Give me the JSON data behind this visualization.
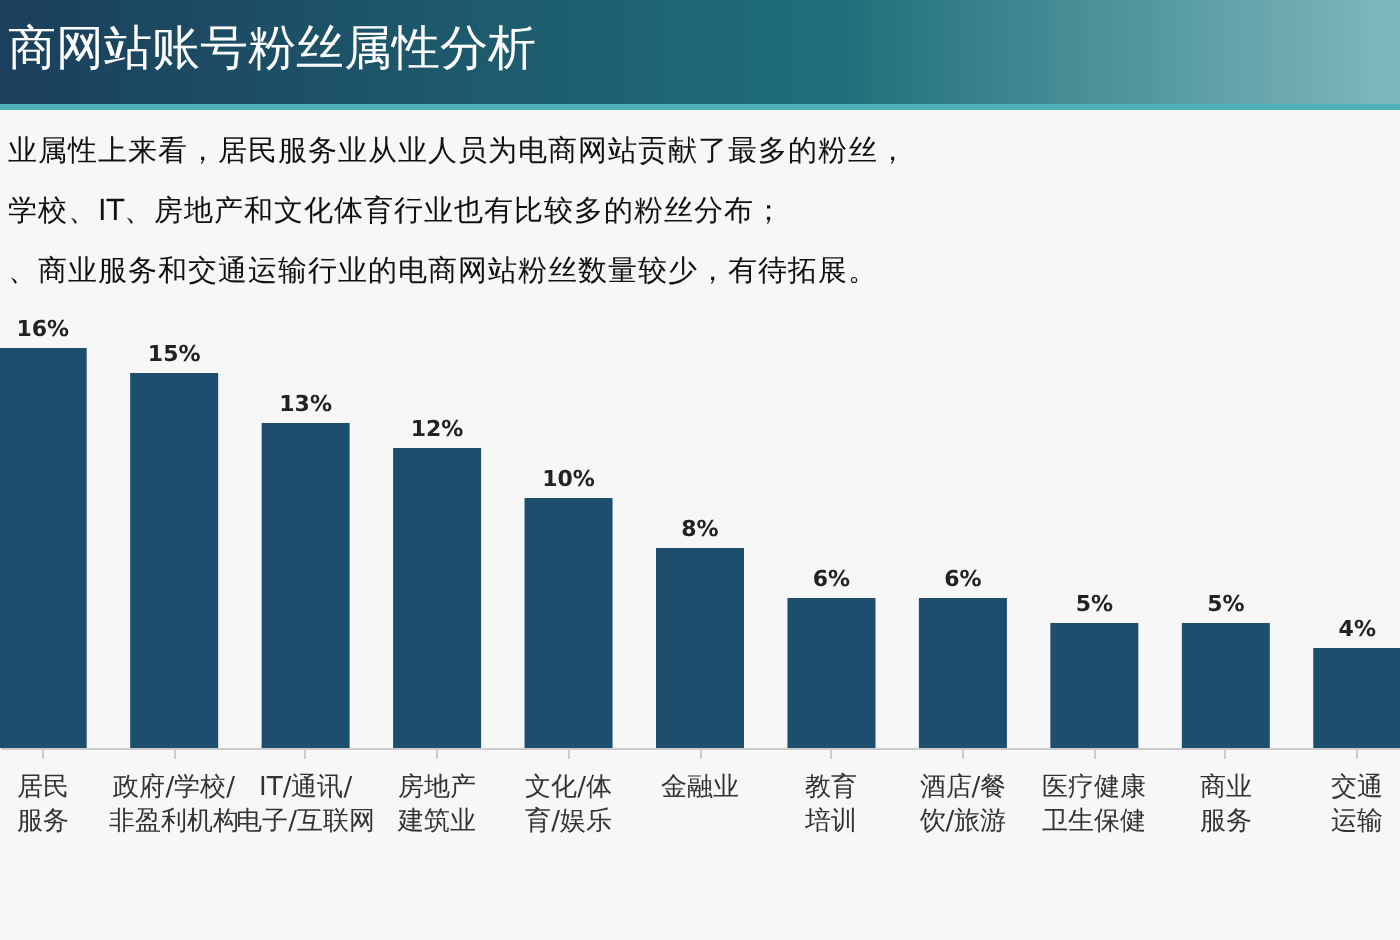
{
  "chart_data": {
    "type": "bar",
    "title": "商网站账号粉丝属性分析",
    "annotations": [
      "业属性上来看，居民服务业从业人员为电商网站贡献了最多的粉丝，",
      "学校、IT、房地产和文化体育行业也有比较多的粉丝分布；",
      "、商业服务和交通运输行业的电商网站粉丝数量较少，有待拓展。"
    ],
    "categories": [
      "居民服务",
      "政府/学校/非盈利机构",
      "IT/通讯/电子/互联网",
      "房地产建筑业",
      "文化/体育/娱乐",
      "金融业",
      "教育培训",
      "酒店/餐饮/旅游",
      "医疗健康卫生保健",
      "商业服务",
      "交通运输"
    ],
    "values": [
      16,
      15,
      13,
      12,
      10,
      8,
      6,
      6,
      5,
      5,
      4
    ],
    "value_labels": [
      "16%",
      "15%",
      "13%",
      "12%",
      "10%",
      "8%",
      "6%",
      "6%",
      "5%",
      "5%",
      "4%"
    ],
    "color": "#1d4e6e"
  }
}
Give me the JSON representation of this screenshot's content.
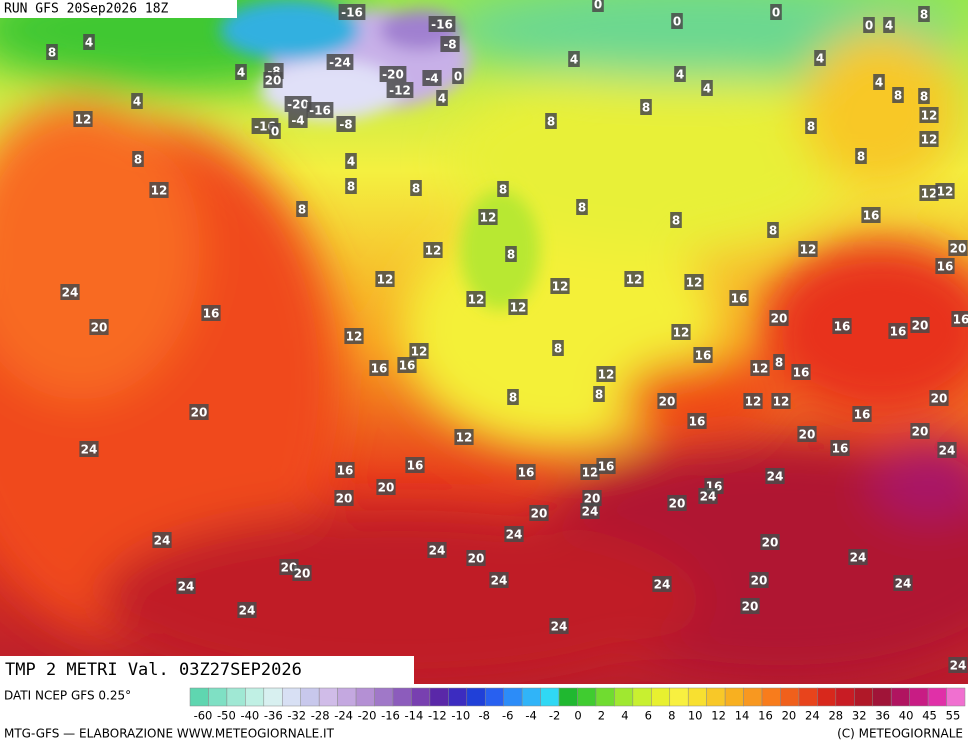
{
  "header": {
    "run": "RUN GFS 20Sep2026 18Z"
  },
  "title": "TMP 2 METRI Val. 03Z27SEP2026",
  "source": "DATI NCEP GFS 0.25°",
  "footer_left": "MTG-GFS — ELABORAZIONE WWW.METEOGIORNALE.IT",
  "footer_right": "(C) METEOGIORNALE",
  "colorbar": {
    "ticks": [
      -60,
      -50,
      -40,
      -36,
      -32,
      -28,
      -24,
      -20,
      -16,
      -14,
      -12,
      -10,
      -8,
      -6,
      -4,
      -2,
      0,
      2,
      4,
      6,
      8,
      10,
      12,
      14,
      16,
      20,
      24,
      28,
      32,
      36,
      40,
      45,
      55
    ],
    "colors": [
      "#5fd6b0",
      "#7fe0c4",
      "#a0e8d4",
      "#c0f0e4",
      "#d8f0f0",
      "#d8e0f4",
      "#c8c8ec",
      "#d0bce8",
      "#c4a8e0",
      "#b490d4",
      "#a078c8",
      "#8c5cbc",
      "#7840b0",
      "#5a28a8",
      "#3c2cc0",
      "#2040d8",
      "#2860f0",
      "#2c8cf8",
      "#30b4f8",
      "#30d8f4",
      "#20b830",
      "#40cc30",
      "#70dc30",
      "#a0e830",
      "#c8f030",
      "#e8f030",
      "#f8f040",
      "#f8e030",
      "#f8c828",
      "#f8b020",
      "#f89820",
      "#f87c1c",
      "#f0601c",
      "#e8441c",
      "#d8281c",
      "#c81c24",
      "#b01828",
      "#a01438",
      "#b01460",
      "#c81c84",
      "#e030a8",
      "#f070d0"
    ]
  },
  "map_labels": [
    -16,
    -16,
    -8,
    -24,
    -20,
    -4,
    0,
    -12,
    -8,
    4,
    -20,
    -16,
    -4,
    -8,
    -16,
    0,
    4,
    4,
    0,
    0,
    0,
    0,
    4,
    8,
    4,
    8,
    4,
    4,
    4,
    4,
    4,
    8,
    8,
    4,
    12,
    8,
    8,
    8,
    12,
    12,
    8,
    8,
    8,
    8,
    12,
    8,
    8,
    8,
    12,
    8,
    8,
    16,
    12,
    12,
    12,
    8,
    12,
    20,
    16,
    12,
    12,
    12,
    12,
    16,
    24,
    12,
    12,
    16,
    20,
    20,
    16,
    16,
    20,
    16,
    12,
    12,
    8,
    12,
    16,
    16,
    16,
    8,
    12,
    16,
    12,
    8,
    8,
    20,
    12,
    12,
    20,
    16,
    16,
    20,
    20,
    20,
    12,
    24,
    16,
    24,
    16,
    16,
    16,
    12,
    16,
    24,
    20,
    16,
    24,
    20,
    20,
    24,
    20,
    20,
    24,
    24,
    24,
    20,
    20,
    24,
    20,
    20,
    24,
    24,
    24,
    20,
    24,
    24,
    20,
    24,
    24,
    20
  ]
}
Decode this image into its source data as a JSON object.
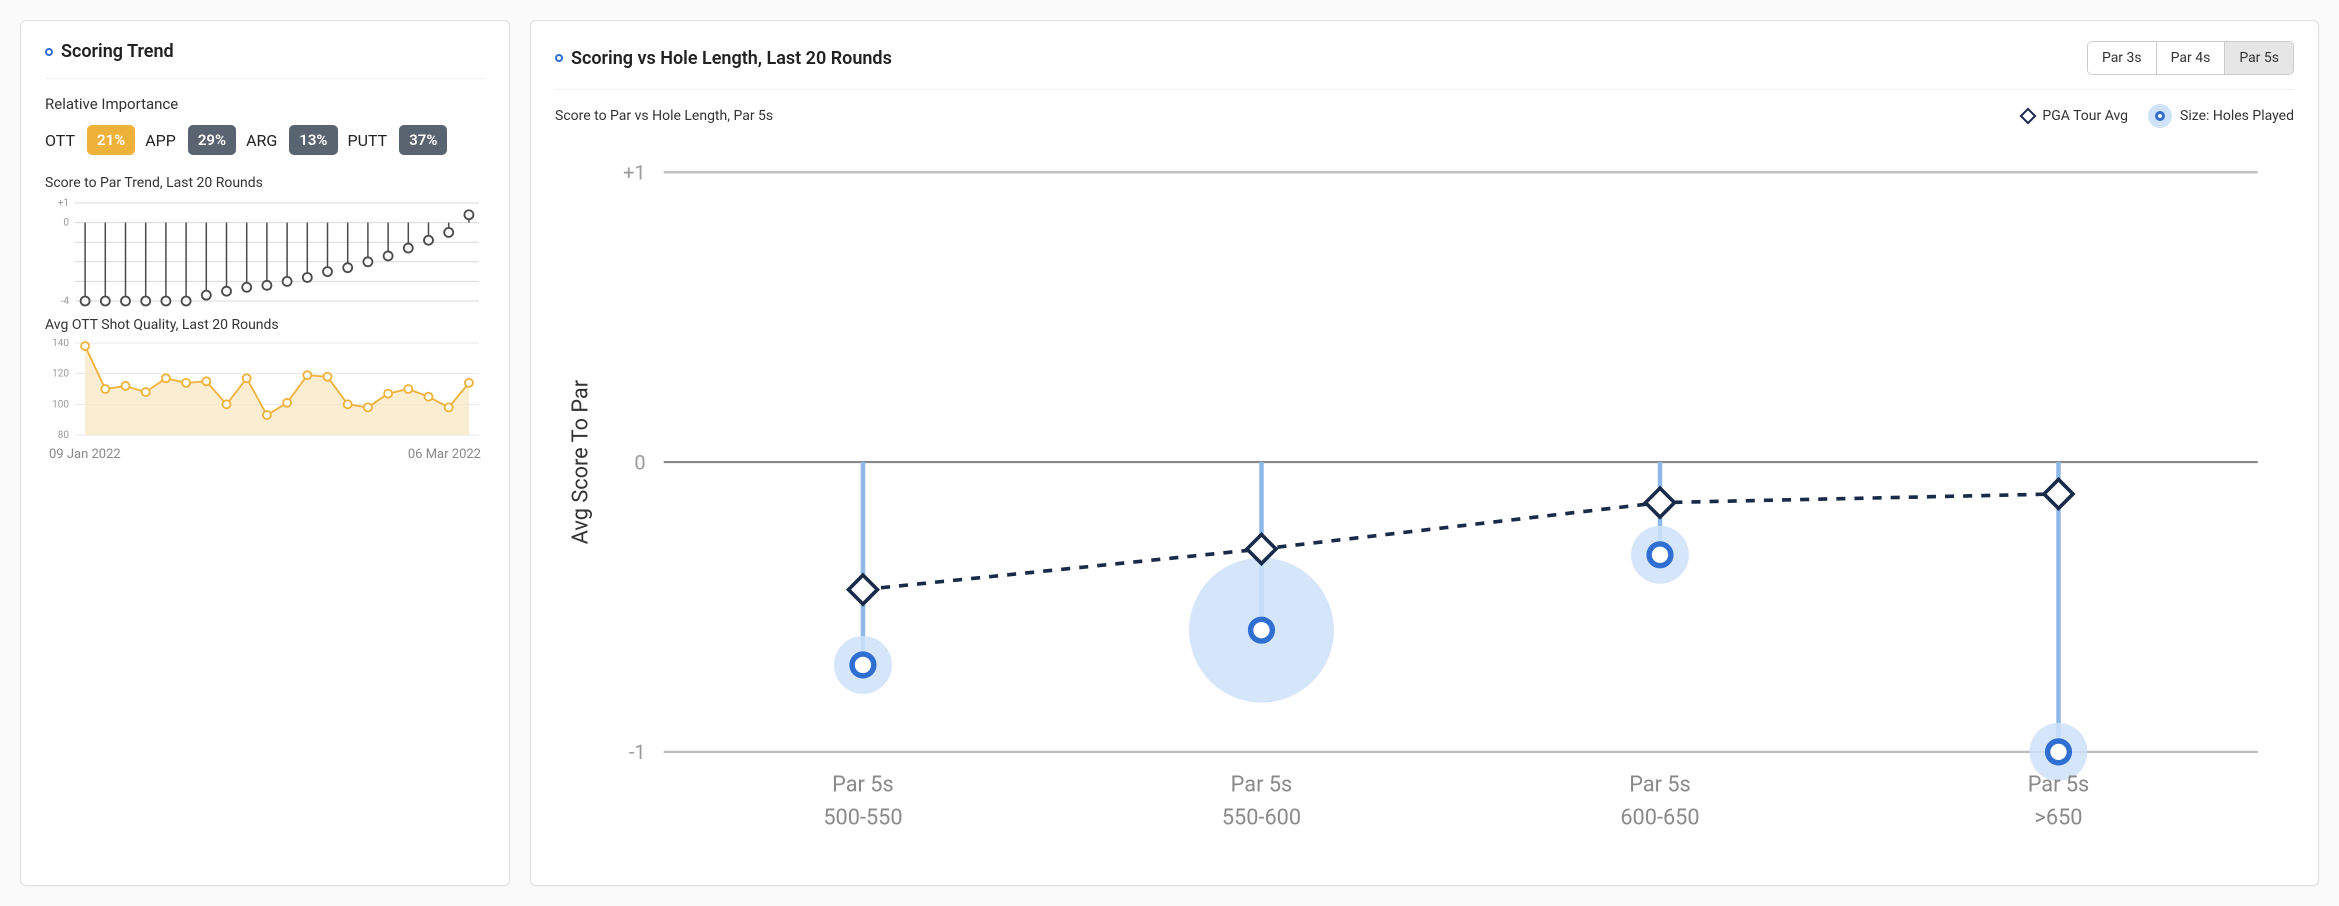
{
  "left": {
    "title": "Scoring Trend",
    "importance_label": "Relative Importance",
    "metrics": [
      {
        "label": "OTT",
        "value": "21%",
        "badge_bg": "#eeb23b"
      },
      {
        "label": "APP",
        "value": "29%",
        "badge_bg": "#5a6470"
      },
      {
        "label": "ARG",
        "value": "13%",
        "badge_bg": "#5a6470"
      },
      {
        "label": "PUTT",
        "value": "37%",
        "badge_bg": "#5a6470"
      }
    ],
    "score_trend": {
      "label": "Score to Par Trend, Last 20 Rounds",
      "ymin": -4,
      "ymax": 1,
      "ytick_step": 1,
      "show_tick_labels": [
        1,
        0,
        -4
      ],
      "values": [
        -4,
        -4,
        -4,
        -4,
        -4,
        -4,
        -3.7,
        -3.5,
        -3.3,
        -3.2,
        -3,
        -2.8,
        -2.5,
        -2.3,
        -2,
        -1.7,
        -1.3,
        -0.9,
        -0.5,
        0.4
      ],
      "stroke": "#4a4a4a",
      "marker_fill": "#fafafa",
      "grid_color": "#d8d8d8",
      "tick_color": "#9a9a9a",
      "tick_fontsize": 10
    },
    "ott_quality": {
      "label": "Avg OTT Shot Quality, Last 20 Rounds",
      "ymin": 80,
      "ymax": 140,
      "ytick_step": 20,
      "values": [
        138,
        110,
        112,
        108,
        117,
        114,
        115,
        100,
        117,
        93,
        101,
        119,
        118,
        100,
        98,
        107,
        110,
        105,
        98,
        114
      ],
      "stroke": "#eeb23b",
      "fill": "#f8e6bd",
      "marker_fill": "#ffffff",
      "grid_color": "#e8e8e8",
      "tick_color": "#9a9a9a",
      "tick_fontsize": 10
    },
    "date_start": "09 Jan 2022",
    "date_end": "06 Mar 2022"
  },
  "right": {
    "title": "Scoring vs Hole Length, Last 20 Rounds",
    "tabs": [
      "Par 3s",
      "Par 4s",
      "Par 5s"
    ],
    "active_tab": 2,
    "subtitle": "Score to Par vs Hole Length, Par 5s",
    "legend": {
      "pga": "PGA Tour Avg",
      "size": "Size: Holes Played"
    },
    "chart": {
      "ylabel": "Avg Score To Par",
      "ymin": -1,
      "ymax": 1,
      "ytick_step": 1,
      "categories": [
        {
          "line1": "Par 5s",
          "line2": "500-550",
          "player": -0.7,
          "pga": -0.44,
          "radius": 16
        },
        {
          "line1": "Par 5s",
          "line2": "550-600",
          "player": -0.58,
          "pga": -0.3,
          "radius": 40
        },
        {
          "line1": "Par 5s",
          "line2": "600-650",
          "player": -0.32,
          "pga": -0.14,
          "radius": 16
        },
        {
          "line1": "Par 5s",
          "line2": ">650",
          "player": -1.0,
          "pga": -0.11,
          "radius": 16
        }
      ],
      "zero_line_color": "#888888",
      "bound_line_color": "#bcbcbc",
      "stem_color": "#8fb8e8",
      "stem_width": 2.5,
      "player_circle_fill": "#cfe2f9",
      "player_ring_stroke": "#2f6fd1",
      "player_ring_width": 3,
      "player_inner_fill": "#ffffff",
      "pga_line_color": "#1a2b4a",
      "pga_line_width": 2,
      "pga_dash": "5,5",
      "diamond_size": 8,
      "diamond_fill": "#ffffff",
      "diamond_stroke": "#1a2b4a",
      "tick_color": "#9a9a9a",
      "tick_fontsize": 11,
      "xlabel_color": "#8a8a8a",
      "xlabel_fontsize": 12,
      "ylabel_fontsize": 12,
      "ylabel_color": "#333333"
    }
  }
}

__________

**What to do:**
Consider the entries above and return each line with the string "Rounds".

**Task response:**
      "label": "Score to Par Trend, Last 20 Rounds",
      "label": "Avg OTT Shot Quality, Last 20 Rounds",
    "title": "Scoring vs Hole Length, Last 20 Rounds",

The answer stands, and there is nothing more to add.